=== EXERCISE MATERIAL ===
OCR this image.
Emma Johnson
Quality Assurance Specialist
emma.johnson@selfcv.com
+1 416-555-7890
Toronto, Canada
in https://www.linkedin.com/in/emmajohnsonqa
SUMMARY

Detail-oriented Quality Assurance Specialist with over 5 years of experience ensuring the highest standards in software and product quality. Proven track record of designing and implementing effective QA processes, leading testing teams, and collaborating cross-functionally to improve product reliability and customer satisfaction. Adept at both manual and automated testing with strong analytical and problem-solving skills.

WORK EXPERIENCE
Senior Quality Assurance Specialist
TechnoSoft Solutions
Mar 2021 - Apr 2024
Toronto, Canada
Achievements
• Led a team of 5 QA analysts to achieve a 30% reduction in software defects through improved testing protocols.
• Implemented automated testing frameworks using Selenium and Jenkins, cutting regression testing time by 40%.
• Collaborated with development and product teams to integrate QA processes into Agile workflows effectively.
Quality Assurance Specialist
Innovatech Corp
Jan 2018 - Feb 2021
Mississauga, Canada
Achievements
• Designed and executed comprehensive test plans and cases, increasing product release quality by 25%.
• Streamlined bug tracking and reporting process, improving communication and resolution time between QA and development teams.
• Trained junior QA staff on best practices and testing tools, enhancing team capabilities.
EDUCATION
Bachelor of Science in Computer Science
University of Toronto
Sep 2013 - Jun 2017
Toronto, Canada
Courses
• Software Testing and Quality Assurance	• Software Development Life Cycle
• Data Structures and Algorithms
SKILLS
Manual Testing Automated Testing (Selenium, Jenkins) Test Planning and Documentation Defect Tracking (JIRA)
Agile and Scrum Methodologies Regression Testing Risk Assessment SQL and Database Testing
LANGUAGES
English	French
===
=== EXERCISE MATERIAL ===
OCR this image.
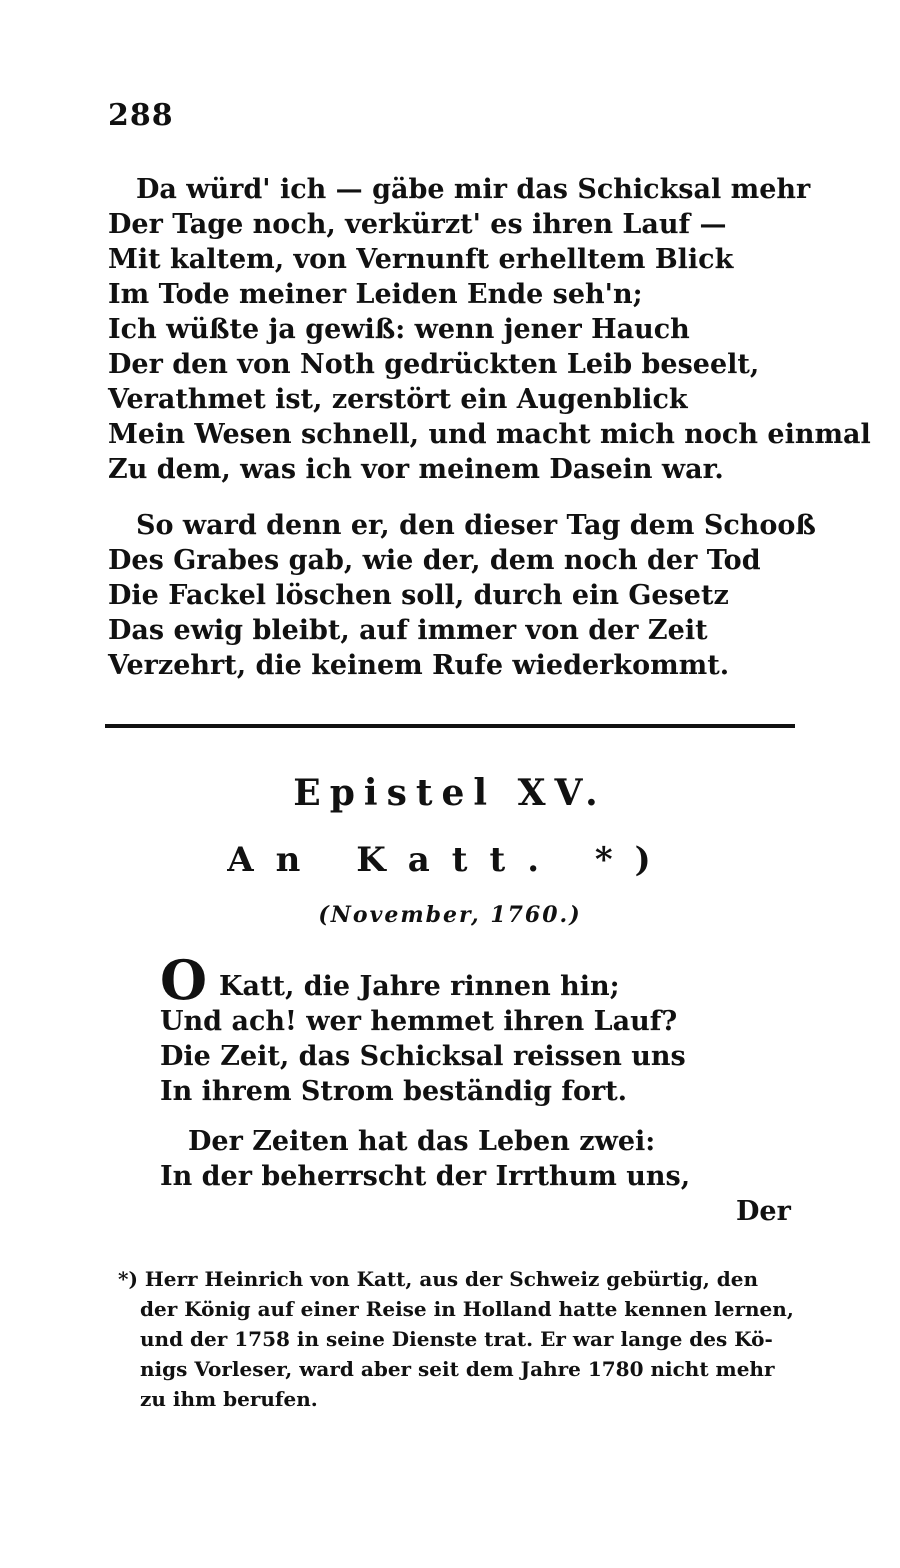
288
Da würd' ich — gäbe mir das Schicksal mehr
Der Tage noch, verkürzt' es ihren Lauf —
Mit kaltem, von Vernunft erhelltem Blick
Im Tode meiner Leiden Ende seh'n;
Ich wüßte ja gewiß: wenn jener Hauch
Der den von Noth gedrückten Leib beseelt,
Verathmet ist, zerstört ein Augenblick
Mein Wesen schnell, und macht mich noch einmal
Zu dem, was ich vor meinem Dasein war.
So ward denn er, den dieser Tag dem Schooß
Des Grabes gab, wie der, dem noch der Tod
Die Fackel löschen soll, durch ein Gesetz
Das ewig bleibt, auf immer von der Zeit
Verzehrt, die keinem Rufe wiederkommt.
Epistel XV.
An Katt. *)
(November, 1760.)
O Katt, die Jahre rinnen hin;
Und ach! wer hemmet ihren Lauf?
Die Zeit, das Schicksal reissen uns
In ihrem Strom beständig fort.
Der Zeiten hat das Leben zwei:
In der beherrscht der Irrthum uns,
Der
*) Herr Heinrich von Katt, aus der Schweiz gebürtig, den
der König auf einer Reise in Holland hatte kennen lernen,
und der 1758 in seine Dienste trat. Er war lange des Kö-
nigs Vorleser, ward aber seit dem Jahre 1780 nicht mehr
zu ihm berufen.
===
• **EXERCISE TASK**: Among the lines above, count those containing the word "time" and give nothing but the result.

• **TASK RESULT**: 2